(Extracted data entries)
==*==
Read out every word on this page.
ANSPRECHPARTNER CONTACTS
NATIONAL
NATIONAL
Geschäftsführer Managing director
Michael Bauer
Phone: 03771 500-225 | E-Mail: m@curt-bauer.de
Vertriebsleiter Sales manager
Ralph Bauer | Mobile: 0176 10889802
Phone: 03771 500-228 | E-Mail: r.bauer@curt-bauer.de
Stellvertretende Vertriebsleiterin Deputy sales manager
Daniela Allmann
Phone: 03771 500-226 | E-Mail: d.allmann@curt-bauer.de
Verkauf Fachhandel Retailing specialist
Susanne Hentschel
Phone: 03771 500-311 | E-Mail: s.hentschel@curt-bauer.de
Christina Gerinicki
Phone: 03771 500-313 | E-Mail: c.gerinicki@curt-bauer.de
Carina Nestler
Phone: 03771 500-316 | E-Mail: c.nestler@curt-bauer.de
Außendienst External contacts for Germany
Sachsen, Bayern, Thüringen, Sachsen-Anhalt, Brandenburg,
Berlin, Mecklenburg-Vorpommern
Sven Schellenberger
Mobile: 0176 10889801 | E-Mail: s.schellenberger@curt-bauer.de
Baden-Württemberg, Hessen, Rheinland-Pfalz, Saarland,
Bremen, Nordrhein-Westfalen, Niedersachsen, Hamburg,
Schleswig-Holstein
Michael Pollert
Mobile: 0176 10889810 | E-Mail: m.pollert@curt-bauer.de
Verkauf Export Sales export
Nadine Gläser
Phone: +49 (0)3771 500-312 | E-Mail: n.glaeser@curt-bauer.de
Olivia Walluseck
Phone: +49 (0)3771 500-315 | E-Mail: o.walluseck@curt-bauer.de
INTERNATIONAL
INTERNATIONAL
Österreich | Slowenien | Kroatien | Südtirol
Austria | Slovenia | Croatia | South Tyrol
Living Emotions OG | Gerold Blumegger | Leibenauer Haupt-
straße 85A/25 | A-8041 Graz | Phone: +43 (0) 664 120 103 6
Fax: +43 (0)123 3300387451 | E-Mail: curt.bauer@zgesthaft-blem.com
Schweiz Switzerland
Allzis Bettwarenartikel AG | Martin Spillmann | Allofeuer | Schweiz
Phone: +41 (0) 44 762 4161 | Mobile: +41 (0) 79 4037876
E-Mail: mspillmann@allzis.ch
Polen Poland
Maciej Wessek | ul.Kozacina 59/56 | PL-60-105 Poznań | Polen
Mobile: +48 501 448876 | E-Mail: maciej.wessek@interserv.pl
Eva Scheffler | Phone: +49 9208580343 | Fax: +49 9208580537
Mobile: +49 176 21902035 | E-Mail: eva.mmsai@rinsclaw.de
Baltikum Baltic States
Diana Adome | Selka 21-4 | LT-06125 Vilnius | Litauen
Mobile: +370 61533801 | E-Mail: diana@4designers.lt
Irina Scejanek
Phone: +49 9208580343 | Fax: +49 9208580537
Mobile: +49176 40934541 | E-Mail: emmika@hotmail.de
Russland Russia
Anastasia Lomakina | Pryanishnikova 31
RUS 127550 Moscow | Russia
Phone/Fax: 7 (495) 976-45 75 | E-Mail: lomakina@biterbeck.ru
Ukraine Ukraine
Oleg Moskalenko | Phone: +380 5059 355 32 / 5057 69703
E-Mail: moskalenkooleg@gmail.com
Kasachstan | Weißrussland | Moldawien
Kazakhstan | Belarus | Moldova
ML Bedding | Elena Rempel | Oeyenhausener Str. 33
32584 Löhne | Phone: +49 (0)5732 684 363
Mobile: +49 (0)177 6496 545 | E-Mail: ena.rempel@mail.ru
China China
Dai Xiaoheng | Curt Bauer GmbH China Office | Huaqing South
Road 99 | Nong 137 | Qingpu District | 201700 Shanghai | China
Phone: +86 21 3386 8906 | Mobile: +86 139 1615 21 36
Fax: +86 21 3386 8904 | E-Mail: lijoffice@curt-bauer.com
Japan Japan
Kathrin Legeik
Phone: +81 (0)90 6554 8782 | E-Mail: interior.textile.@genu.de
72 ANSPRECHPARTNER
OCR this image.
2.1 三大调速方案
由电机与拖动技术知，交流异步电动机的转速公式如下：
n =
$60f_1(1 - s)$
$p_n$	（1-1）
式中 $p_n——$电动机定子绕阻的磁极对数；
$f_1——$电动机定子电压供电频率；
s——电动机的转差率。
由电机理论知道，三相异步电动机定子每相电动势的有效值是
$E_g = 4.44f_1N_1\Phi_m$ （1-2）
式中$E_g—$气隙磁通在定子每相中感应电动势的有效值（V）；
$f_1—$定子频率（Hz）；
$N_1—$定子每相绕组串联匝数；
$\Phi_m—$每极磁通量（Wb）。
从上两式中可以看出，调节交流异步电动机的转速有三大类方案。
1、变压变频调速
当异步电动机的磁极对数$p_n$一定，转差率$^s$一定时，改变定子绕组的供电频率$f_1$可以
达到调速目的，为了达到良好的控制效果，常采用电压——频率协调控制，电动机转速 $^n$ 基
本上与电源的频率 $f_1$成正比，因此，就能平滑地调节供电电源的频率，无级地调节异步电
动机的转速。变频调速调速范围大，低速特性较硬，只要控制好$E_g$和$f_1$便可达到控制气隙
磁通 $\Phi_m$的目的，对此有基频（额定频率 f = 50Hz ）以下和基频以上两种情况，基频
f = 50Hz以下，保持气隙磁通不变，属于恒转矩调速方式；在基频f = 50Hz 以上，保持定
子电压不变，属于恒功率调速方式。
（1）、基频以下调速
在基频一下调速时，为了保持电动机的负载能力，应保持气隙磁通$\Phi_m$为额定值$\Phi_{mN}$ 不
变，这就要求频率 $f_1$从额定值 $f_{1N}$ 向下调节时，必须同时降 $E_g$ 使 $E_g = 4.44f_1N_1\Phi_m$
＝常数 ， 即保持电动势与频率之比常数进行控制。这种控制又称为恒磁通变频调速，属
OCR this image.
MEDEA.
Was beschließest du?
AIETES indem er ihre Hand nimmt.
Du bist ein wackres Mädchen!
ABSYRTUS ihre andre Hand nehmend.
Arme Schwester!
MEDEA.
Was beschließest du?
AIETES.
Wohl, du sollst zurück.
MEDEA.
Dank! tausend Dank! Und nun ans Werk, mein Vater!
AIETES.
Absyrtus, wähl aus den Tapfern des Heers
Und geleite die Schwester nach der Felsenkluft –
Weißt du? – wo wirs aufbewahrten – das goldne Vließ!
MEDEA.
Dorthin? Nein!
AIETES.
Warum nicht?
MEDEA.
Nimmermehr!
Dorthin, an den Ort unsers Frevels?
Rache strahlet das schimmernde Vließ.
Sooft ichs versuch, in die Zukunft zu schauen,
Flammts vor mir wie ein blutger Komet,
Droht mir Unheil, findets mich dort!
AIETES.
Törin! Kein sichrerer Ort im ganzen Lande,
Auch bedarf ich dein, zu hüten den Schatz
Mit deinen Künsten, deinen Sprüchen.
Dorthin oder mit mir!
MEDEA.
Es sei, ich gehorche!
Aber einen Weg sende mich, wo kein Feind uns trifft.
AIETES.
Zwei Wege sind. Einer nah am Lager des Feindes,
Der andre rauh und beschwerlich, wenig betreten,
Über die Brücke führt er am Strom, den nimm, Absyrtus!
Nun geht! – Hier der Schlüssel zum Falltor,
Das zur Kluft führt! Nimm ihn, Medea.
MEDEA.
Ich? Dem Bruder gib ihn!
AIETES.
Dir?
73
==*==
Your task is to reproduce the whole listing exactly.

**COMPLETE OUTPUT**
Read out every word on this page.
ANSPRECHPARTNER CONTACTS
NATIONAL
NATIONAL
Geschäftsführer Managing director
Michael Bauer
Phone: 03771 500-225 | E-Mail: m@curt-bauer.de
Vertriebsleiter Sales manager
Ralph Bauer | Mobile: 0176 10889802
Phone: 03771 500-228 | E-Mail: r.bauer@curt-bauer.de
Stellvertretende Vertriebsleiterin Deputy sales manager
Daniela Allmann
Phone: 03771 500-226 | E-Mail: d.allmann@curt-bauer.de
Verkauf Fachhandel Retailing specialist
Susanne Hentschel
Phone: 03771 500-311 | E-Mail: s.hentschel@curt-bauer.de
Christina Gerinicki
Phone: 03771 500-313 | E-Mail: c.gerinicki@curt-bauer.de
Carina Nestler
Phone: 03771 500-316 | E-Mail: c.nestler@curt-bauer.de
Außendienst External contacts for Germany
Sachsen, Bayern, Thüringen, Sachsen-Anhalt, Brandenburg,
Berlin, Mecklenburg-Vorpommern
Sven Schellenberger
Mobile: 0176 10889801 | E-Mail: s.schellenberger@curt-bauer.de
Baden-Württemberg, Hessen, Rheinland-Pfalz, Saarland,
Bremen, Nordrhein-Westfalen, Niedersachsen, Hamburg,
Schleswig-Holstein
Michael Pollert
Mobile: 0176 10889810 | E-Mail: m.pollert@curt-bauer.de
Verkauf Export Sales export
Nadine Gläser
Phone: +49 (0)3771 500-312 | E-Mail: n.glaeser@curt-bauer.de
Olivia Walluseck
Phone: +49 (0)3771 500-315 | E-Mail: o.walluseck@curt-bauer.de
INTERNATIONAL
INTERNATIONAL
Österreich | Slowenien | Kroatien | Südtirol
Austria | Slovenia | Croatia | South Tyrol
Living Emotions OG | Gerold Blumegger | Leibenauer Haupt-
straße 85A/25 | A-8041 Graz | Phone: +43 (0) 664 120 103 6
Fax: +43 (0)123 3300387451 | E-Mail: curt.bauer@zgesthaft-blem.com
Schweiz Switzerland
Allzis Bettwarenartikel AG | Martin Spillmann | Allofeuer | Schweiz
Phone: +41 (0) 44 762 4161 | Mobile: +41 (0) 79 4037876
E-Mail: mspillmann@allzis.ch
Polen Poland
Maciej Wessek | ul.Kozacina 59/56 | PL-60-105 Poznań | Polen
Mobile: +48 501 448876 | E-Mail: maciej.wessek@interserv.pl
Eva Scheffler | Phone: +49 9208580343 | Fax: +49 9208580537
Mobile: +49 176 21902035 | E-Mail: eva.mmsai@rinsclaw.de
Baltikum Baltic States
Diana Adome | Selka 21-4 | LT-06125 Vilnius | Litauen
Mobile: +370 61533801 | E-Mail: diana@4designers.lt
Irina Scejanek
Phone: +49 9208580343 | Fax: +49 9208580537
Mobile: +49176 40934541 | E-Mail: emmika@hotmail.de
Russland Russia
Anastasia Lomakina | Pryanishnikova 31
RUS 127550 Moscow | Russia
Phone/Fax: 7 (495) 976-45 75 | E-Mail: lomakina@biterbeck.ru
Ukraine Ukraine
Oleg Moskalenko | Phone: +380 5059 355 32 / 5057 69703
E-Mail: moskalenkooleg@gmail.com
Kasachstan | Weißrussland | Moldawien
Kazakhstan | Belarus | Moldova
ML Bedding | Elena Rempel | Oeyenhausener Str. 33
32584 Löhne | Phone: +49 (0)5732 684 363
Mobile: +49 (0)177 6496 545 | E-Mail: ena.rempel@mail.ru
China China
Dai Xiaoheng | Curt Bauer GmbH China Office | Huaqing South
Road 99 | Nong 137 | Qingpu District | 201700 Shanghai | China
Phone: +86 21 3386 8906 | Mobile: +86 139 1615 21 36
Fax: +86 21 3386 8904 | E-Mail: lijoffice@curt-bauer.com
Japan Japan
Kathrin Legeik
Phone: +81 (0)90 6554 8782 | E-Mail: interior.textile.@genu.de
72 ANSPRECHPARTNER
OCR this image.
2.1 三大调速方案
由电机与拖动技术知，交流异步电动机的转速公式如下：
n =
$60f_1(1 - s)$
$p_n$	（1-1）
式中 $p_n——$电动机定子绕阻的磁极对数；
$f_1——$电动机定子电压供电频率；
s——电动机的转差率。
由电机理论知道，三相异步电动机定子每相电动势的有效值是
$E_g = 4.44f_1N_1\Phi_m$ （1-2）
式中$E_g—$气隙磁通在定子每相中感应电动势的有效值（V）；
$f_1—$定子频率（Hz）；
$N_1—$定子每相绕组串联匝数；
$\Phi_m—$每极磁通量（Wb）。
从上两式中可以看出，调节交流异步电动机的转速有三大类方案。
1、变压变频调速
当异步电动机的磁极对数$p_n$一定，转差率$^s$一定时，改变定子绕组的供电频率$f_1$可以
达到调速目的，为了达到良好的控制效果，常采用电压——频率协调控制，电动机转速 $^n$ 基
本上与电源的频率 $f_1$成正比，因此，就能平滑地调节供电电源的频率，无级地调节异步电
动机的转速。变频调速调速范围大，低速特性较硬，只要控制好$E_g$和$f_1$便可达到控制气隙
磁通 $\Phi_m$的目的，对此有基频（额定频率 f = 50Hz ）以下和基频以上两种情况，基频
f = 50Hz以下，保持气隙磁通不变，属于恒转矩调速方式；在基频f = 50Hz 以上，保持定
子电压不变，属于恒功率调速方式。
（1）、基频以下调速
在基频一下调速时，为了保持电动机的负载能力，应保持气隙磁通$\Phi_m$为额定值$\Phi_{mN}$ 不
变，这就要求频率 $f_1$从额定值 $f_{1N}$ 向下调节时，必须同时降 $E_g$ 使 $E_g = 4.44f_1N_1\Phi_m$
＝常数 ， 即保持电动势与频率之比常数进行控制。这种控制又称为恒磁通变频调速，属
OCR this image.
MEDEA.
Was beschließest du?
AIETES indem er ihre Hand nimmt.
Du bist ein wackres Mädchen!
ABSYRTUS ihre andre Hand nehmend.
Arme Schwester!
MEDEA.
Was beschließest du?
AIETES.
Wohl, du sollst zurück.
MEDEA.
Dank! tausend Dank! Und nun ans Werk, mein Vater!
AIETES.
Absyrtus, wähl aus den Tapfern des Heers
Und geleite die Schwester nach der Felsenkluft –
Weißt du? – wo wirs aufbewahrten – das goldne Vließ!
MEDEA.
Dorthin? Nein!
AIETES.
Warum nicht?
MEDEA.
Nimmermehr!
Dorthin, an den Ort unsers Frevels?
Rache strahlet das schimmernde Vließ.
Sooft ichs versuch, in die Zukunft zu schauen,
Flammts vor mir wie ein blutger Komet,
Droht mir Unheil, findets mich dort!
AIETES.
Törin! Kein sichrerer Ort im ganzen Lande,
Auch bedarf ich dein, zu hüten den Schatz
Mit deinen Künsten, deinen Sprüchen.
Dorthin oder mit mir!
MEDEA.
Es sei, ich gehorche!
Aber einen Weg sende mich, wo kein Feind uns trifft.
AIETES.
Zwei Wege sind. Einer nah am Lager des Feindes,
Der andre rauh und beschwerlich, wenig betreten,
Über die Brücke führt er am Strom, den nimm, Absyrtus!
Nun geht! – Hier der Schlüssel zum Falltor,
Das zur Kluft führt! Nimm ihn, Medea.
MEDEA.
Ich? Dem Bruder gib ihn!
AIETES.
Dir?
73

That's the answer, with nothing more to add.